START

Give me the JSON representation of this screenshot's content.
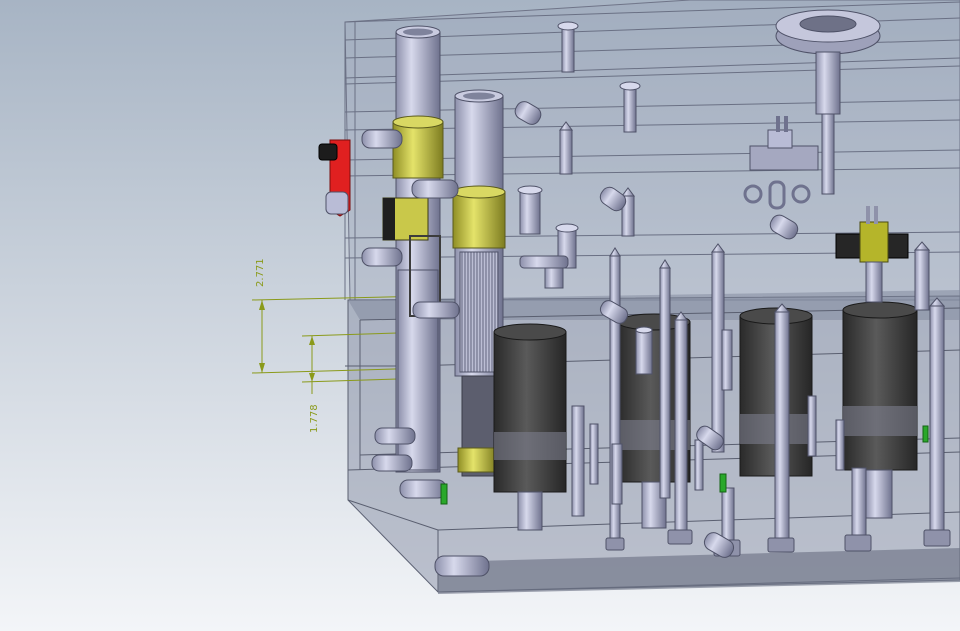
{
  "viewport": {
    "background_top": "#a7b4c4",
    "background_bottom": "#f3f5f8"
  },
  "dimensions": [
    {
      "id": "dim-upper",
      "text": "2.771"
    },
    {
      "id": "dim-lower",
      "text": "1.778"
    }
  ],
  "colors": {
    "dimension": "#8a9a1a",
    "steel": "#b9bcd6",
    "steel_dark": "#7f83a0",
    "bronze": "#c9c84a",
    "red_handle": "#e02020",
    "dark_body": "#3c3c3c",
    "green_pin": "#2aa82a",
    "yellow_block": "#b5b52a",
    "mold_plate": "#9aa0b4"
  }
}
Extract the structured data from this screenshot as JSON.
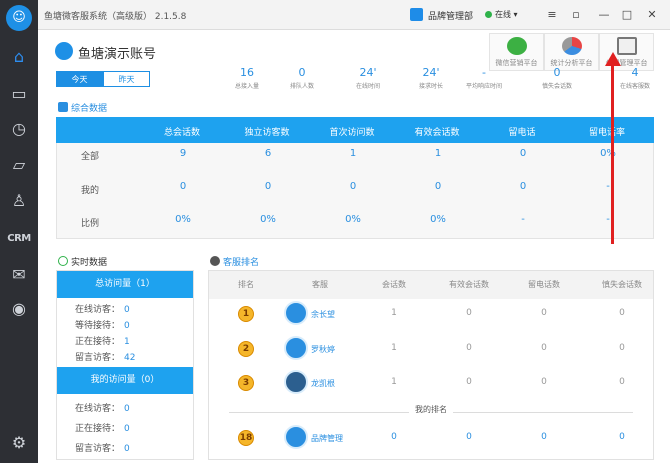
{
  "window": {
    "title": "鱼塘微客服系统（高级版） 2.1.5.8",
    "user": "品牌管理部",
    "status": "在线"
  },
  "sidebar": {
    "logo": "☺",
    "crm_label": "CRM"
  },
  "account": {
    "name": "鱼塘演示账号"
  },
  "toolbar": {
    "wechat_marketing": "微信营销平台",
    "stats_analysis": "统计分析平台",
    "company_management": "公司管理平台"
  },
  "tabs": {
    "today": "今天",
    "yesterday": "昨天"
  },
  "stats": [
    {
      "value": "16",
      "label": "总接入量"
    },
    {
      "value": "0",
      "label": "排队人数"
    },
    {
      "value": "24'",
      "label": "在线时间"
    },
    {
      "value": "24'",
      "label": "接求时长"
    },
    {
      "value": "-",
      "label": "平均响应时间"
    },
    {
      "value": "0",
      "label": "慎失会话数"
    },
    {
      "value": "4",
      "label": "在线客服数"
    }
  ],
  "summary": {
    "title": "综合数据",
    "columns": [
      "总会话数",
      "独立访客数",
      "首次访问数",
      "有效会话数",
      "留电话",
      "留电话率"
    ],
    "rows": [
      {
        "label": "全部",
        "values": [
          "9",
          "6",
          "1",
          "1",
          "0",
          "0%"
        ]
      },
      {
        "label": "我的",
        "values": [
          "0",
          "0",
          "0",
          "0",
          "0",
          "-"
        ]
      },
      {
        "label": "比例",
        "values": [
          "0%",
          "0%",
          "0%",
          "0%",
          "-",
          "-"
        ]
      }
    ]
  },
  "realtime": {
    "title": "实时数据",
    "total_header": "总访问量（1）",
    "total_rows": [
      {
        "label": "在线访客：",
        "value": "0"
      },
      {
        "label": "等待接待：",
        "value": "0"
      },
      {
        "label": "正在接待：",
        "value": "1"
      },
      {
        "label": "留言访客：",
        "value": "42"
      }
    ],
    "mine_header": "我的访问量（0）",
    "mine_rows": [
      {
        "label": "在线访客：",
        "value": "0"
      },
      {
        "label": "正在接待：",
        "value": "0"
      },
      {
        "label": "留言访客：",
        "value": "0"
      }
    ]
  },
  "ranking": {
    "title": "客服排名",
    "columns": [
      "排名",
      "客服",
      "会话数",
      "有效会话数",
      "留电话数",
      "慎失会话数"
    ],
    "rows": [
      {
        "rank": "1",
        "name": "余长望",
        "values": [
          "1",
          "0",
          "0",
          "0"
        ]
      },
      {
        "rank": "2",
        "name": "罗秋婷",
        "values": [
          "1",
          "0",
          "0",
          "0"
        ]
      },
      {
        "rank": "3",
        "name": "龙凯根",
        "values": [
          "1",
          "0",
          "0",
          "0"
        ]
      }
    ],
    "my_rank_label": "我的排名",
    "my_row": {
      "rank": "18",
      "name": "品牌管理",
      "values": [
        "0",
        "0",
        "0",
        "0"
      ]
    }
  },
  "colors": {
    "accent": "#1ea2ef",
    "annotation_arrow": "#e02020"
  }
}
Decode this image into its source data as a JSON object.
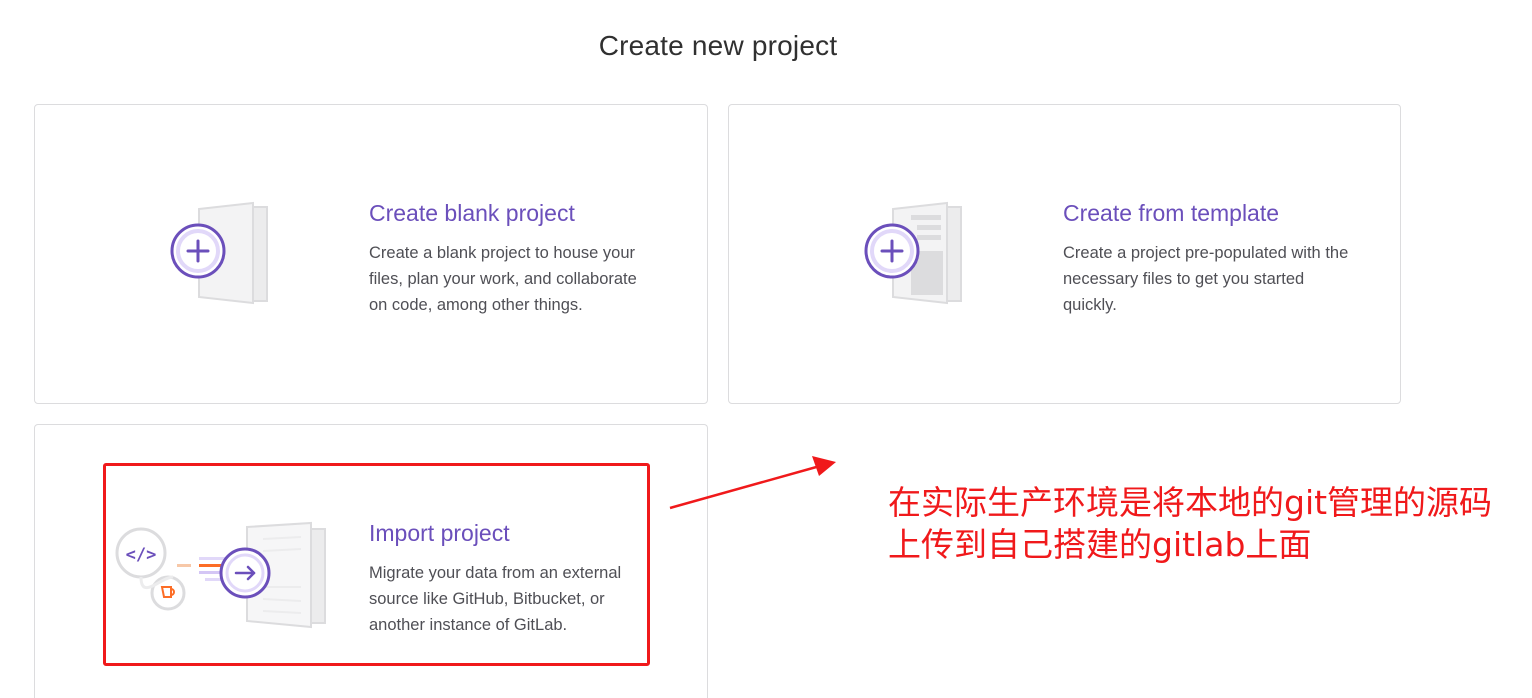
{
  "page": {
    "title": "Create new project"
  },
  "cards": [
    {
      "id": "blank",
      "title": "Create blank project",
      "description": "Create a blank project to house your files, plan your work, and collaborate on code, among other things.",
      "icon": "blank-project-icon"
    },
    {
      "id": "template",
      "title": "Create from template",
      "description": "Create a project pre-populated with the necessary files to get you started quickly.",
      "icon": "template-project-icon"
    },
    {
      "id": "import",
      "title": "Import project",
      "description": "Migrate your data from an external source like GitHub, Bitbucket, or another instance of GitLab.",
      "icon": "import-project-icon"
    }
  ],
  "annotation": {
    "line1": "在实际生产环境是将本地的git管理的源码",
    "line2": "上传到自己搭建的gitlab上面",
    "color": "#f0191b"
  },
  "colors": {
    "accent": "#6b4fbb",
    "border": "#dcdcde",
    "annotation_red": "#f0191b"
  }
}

END
START

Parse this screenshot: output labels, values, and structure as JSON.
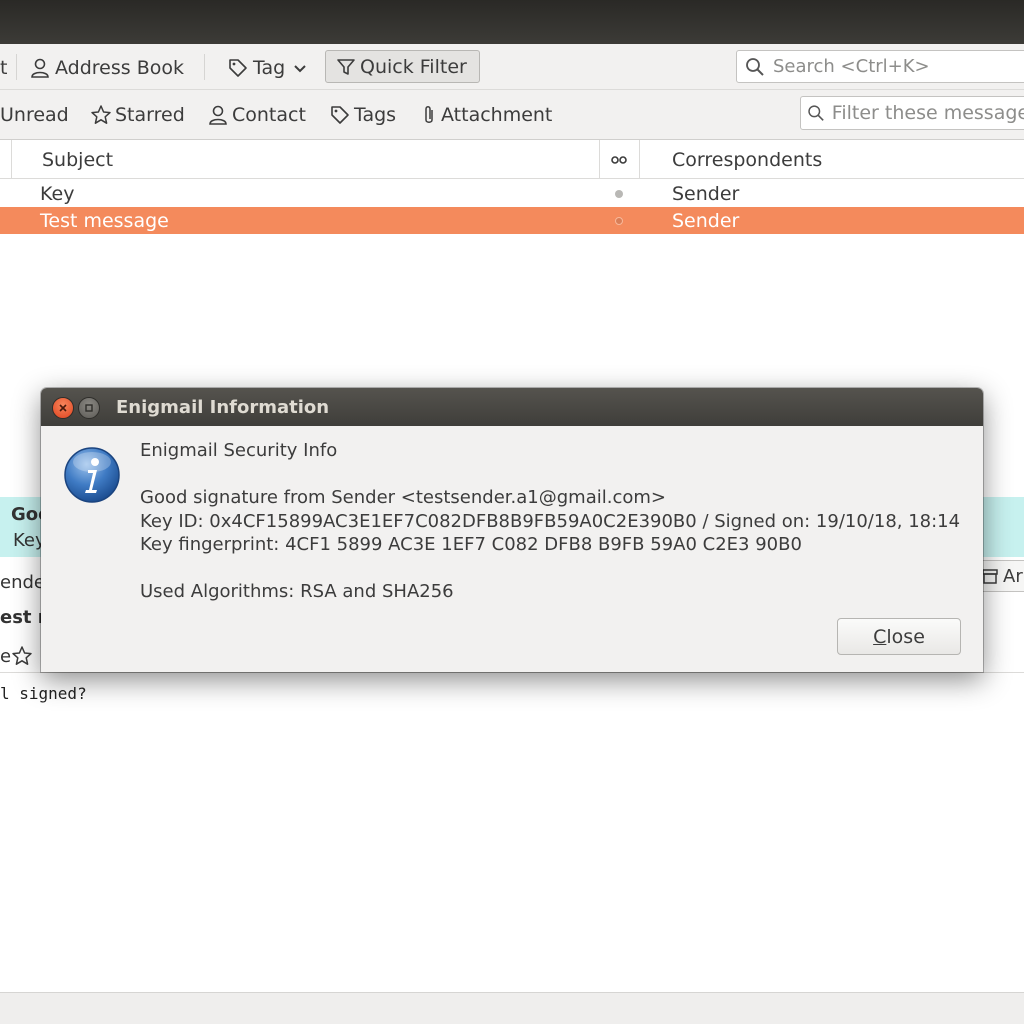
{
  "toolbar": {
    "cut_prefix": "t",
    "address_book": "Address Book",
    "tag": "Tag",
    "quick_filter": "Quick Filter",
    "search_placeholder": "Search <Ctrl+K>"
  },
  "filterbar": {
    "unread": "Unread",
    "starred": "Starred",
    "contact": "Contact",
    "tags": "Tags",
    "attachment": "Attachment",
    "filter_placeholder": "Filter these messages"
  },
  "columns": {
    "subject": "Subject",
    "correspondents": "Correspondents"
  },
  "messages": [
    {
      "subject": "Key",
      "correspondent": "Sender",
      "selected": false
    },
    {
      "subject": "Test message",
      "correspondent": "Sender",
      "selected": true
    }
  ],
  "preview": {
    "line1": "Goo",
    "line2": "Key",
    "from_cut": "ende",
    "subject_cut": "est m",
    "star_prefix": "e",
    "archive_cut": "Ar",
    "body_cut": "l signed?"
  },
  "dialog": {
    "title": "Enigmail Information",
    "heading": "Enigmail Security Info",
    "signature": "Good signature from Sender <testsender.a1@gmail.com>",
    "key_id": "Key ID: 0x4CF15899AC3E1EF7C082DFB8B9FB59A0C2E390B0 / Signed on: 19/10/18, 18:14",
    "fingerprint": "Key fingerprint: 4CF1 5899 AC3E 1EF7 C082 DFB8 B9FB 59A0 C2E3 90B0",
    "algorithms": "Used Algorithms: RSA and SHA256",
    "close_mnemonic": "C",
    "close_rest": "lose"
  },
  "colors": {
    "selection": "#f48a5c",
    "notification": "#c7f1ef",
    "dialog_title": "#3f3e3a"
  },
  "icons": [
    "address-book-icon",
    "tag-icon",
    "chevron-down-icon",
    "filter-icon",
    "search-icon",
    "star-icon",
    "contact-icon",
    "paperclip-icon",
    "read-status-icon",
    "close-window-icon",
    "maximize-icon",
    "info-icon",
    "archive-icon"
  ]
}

END
START

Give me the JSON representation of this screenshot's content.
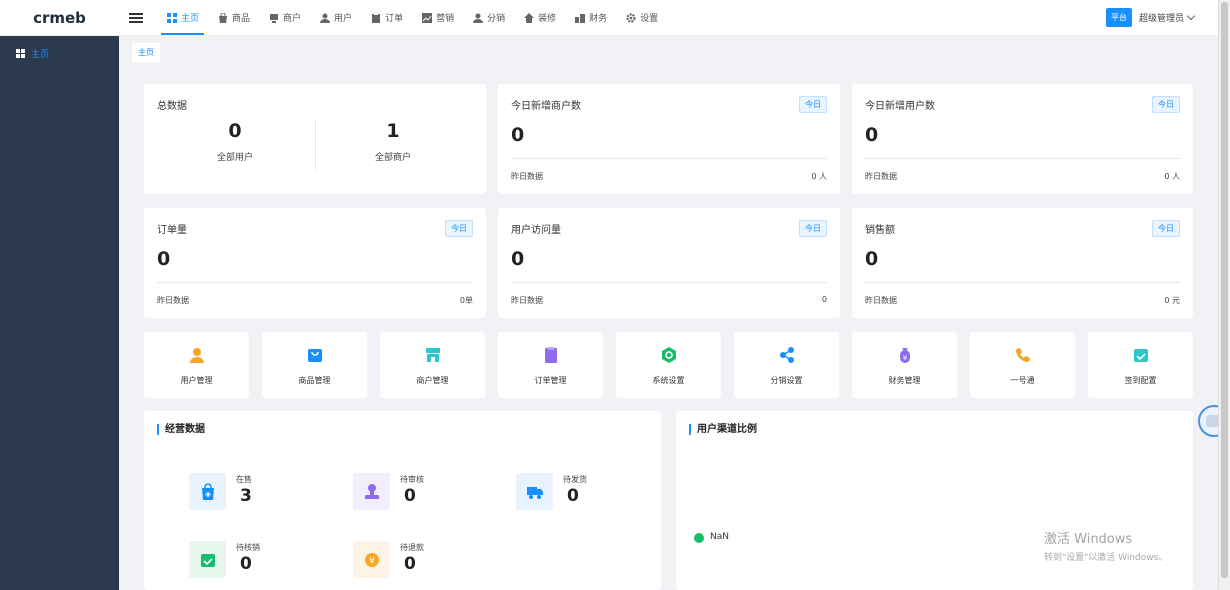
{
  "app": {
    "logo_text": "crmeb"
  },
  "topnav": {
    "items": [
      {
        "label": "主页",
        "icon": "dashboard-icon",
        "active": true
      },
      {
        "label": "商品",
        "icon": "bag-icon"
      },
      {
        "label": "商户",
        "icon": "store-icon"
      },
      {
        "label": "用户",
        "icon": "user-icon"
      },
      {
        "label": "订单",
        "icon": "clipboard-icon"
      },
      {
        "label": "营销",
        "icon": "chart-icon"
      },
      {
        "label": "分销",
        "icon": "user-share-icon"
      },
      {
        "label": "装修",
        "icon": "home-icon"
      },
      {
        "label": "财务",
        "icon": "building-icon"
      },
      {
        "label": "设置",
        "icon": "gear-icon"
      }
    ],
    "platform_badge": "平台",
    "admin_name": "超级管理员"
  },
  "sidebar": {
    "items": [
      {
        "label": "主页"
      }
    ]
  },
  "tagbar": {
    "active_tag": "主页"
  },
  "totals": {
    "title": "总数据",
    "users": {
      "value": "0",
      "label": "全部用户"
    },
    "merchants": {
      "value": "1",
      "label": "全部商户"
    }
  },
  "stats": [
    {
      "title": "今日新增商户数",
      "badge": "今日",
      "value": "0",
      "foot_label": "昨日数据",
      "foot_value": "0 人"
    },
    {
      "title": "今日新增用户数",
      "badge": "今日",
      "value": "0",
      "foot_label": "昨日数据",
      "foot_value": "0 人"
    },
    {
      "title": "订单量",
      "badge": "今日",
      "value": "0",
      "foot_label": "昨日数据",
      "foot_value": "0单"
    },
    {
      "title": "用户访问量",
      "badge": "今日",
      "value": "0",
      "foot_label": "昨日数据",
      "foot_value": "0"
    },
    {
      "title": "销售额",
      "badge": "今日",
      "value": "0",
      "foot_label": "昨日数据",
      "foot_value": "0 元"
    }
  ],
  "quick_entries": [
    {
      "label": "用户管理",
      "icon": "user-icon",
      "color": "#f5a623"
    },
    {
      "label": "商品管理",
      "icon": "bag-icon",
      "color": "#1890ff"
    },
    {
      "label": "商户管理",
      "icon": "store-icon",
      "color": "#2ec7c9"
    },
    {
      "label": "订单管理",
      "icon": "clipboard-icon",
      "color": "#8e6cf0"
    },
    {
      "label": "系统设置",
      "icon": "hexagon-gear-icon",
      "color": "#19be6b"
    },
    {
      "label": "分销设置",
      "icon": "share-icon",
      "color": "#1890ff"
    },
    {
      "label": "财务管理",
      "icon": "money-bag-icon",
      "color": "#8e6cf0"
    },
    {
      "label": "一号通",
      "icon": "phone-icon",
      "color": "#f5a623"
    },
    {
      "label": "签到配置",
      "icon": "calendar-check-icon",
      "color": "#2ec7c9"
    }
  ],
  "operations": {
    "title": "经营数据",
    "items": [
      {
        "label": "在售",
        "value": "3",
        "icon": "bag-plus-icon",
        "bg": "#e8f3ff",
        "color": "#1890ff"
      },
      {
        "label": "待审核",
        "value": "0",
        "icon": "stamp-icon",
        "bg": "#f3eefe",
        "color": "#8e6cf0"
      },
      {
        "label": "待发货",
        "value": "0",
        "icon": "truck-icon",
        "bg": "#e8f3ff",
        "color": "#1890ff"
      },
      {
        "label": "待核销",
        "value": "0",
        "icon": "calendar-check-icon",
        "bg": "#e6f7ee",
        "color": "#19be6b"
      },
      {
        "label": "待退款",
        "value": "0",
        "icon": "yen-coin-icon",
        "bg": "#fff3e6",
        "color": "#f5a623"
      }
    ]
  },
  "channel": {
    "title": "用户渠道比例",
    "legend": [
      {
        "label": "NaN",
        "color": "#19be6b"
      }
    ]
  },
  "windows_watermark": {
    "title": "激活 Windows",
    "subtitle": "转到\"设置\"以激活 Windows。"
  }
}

END

WHAT IS ASKED:
What is the number of lines in the data holding the word "Create"? Reply with that number only.

EXERCISE RESULT:
5